▸ What to work on
Identify and reproduce every line holding the string "state".

▸ Records to use
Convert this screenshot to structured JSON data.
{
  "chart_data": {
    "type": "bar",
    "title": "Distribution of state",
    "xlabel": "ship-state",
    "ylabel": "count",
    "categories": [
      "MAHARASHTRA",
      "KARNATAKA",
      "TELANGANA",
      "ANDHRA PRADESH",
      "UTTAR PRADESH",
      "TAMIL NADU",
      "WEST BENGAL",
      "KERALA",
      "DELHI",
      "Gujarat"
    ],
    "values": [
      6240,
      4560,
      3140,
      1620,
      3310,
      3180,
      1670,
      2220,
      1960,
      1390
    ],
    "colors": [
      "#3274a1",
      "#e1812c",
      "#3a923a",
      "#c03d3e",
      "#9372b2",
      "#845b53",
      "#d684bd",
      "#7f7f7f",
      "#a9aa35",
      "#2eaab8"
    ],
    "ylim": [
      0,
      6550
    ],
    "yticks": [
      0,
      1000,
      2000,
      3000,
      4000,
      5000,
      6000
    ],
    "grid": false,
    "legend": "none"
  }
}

▸ In response
    "title": "Distribution of state",
    "xlabel": "ship-state",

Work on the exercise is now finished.